The problem: Gather all lines in the data that hold the string "Asset".

-- START Provided records --

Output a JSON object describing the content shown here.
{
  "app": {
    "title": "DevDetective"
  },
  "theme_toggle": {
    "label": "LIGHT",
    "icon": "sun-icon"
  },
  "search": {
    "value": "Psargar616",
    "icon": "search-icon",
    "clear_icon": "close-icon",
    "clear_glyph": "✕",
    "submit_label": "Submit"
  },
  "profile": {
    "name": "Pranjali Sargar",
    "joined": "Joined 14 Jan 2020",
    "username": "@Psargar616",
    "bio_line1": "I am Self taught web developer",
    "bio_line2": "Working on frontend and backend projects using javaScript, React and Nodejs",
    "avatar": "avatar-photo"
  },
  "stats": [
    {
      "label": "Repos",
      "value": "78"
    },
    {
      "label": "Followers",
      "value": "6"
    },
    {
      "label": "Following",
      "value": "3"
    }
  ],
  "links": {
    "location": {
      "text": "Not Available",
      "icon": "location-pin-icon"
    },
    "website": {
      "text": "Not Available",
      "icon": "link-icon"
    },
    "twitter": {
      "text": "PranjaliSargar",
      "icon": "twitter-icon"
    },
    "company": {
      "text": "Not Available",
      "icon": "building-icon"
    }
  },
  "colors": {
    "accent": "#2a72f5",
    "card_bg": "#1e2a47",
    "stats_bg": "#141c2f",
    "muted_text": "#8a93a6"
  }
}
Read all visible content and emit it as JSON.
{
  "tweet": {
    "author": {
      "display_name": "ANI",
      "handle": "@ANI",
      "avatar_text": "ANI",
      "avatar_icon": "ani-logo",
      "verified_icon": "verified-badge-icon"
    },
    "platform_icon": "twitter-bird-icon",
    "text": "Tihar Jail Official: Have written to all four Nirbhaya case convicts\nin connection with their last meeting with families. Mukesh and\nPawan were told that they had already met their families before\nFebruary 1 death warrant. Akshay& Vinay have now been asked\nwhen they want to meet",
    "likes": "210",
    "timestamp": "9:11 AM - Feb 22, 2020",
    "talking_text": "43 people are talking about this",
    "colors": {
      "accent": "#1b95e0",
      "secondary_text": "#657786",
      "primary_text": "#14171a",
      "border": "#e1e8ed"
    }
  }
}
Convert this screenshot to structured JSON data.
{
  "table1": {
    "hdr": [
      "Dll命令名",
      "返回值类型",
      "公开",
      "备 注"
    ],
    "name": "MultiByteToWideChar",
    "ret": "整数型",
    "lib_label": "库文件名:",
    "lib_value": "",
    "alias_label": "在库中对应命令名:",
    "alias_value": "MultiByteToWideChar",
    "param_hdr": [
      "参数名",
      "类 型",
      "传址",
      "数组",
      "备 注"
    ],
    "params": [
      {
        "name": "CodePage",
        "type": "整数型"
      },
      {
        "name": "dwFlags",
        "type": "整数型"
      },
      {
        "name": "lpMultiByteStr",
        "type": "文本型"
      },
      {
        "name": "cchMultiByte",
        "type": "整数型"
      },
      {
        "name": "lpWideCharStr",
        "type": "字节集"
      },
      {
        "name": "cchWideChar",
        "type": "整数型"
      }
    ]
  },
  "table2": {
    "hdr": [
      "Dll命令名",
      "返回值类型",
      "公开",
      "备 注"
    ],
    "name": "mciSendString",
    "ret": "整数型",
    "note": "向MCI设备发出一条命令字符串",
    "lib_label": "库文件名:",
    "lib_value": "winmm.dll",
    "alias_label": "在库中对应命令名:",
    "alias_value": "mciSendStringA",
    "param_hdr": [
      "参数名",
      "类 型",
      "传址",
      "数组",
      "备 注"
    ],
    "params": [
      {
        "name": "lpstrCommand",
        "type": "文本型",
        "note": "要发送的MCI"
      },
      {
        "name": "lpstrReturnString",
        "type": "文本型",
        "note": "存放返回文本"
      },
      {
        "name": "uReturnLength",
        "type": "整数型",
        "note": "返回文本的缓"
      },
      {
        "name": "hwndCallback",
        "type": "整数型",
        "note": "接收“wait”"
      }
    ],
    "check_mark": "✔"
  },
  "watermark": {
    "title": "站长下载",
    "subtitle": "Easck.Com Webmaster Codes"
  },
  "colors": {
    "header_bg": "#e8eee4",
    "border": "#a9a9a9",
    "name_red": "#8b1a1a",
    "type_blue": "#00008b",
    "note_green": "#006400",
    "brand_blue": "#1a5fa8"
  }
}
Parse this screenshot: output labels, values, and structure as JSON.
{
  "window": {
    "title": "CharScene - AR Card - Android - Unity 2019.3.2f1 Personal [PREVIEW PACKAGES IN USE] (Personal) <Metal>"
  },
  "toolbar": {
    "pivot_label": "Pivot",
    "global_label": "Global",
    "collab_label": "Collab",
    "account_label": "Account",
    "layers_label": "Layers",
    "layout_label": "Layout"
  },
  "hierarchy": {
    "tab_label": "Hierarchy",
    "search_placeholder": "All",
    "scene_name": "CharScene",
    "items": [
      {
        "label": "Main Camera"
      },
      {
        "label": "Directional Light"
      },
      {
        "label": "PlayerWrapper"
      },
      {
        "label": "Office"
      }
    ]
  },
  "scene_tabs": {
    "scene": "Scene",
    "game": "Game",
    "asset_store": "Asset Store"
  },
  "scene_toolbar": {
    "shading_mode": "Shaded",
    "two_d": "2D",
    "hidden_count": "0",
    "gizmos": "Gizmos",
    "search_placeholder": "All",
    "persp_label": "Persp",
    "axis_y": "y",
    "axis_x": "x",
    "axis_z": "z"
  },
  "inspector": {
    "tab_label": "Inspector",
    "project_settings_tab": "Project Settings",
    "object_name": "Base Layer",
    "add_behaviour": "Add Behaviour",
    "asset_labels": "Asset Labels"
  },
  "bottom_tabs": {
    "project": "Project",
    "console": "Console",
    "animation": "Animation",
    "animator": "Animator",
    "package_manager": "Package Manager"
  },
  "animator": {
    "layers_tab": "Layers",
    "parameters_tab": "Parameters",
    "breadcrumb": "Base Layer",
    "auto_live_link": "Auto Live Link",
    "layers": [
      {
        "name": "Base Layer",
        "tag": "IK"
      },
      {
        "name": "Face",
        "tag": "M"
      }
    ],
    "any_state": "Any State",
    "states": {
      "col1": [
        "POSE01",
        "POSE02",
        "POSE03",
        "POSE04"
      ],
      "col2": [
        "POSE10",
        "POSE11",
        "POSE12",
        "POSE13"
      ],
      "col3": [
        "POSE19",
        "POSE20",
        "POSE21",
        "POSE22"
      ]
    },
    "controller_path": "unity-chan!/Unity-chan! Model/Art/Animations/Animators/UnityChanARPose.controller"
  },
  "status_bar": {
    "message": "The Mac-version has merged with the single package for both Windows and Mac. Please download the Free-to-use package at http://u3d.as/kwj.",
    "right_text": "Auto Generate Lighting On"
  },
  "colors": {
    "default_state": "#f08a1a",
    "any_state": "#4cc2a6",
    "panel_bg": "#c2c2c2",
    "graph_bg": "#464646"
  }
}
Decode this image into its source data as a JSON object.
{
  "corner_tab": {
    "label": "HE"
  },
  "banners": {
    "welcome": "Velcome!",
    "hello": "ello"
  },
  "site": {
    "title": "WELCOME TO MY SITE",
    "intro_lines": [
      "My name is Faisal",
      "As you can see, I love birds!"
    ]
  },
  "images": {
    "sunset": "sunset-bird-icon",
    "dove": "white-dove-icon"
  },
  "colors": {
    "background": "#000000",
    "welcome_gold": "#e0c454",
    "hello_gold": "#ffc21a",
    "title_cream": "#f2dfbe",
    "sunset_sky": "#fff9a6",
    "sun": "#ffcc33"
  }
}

-- END Provided records --

Solution for this problem:
    "asset_store": "Asset Store"
    "asset_labels": "Asset Labels"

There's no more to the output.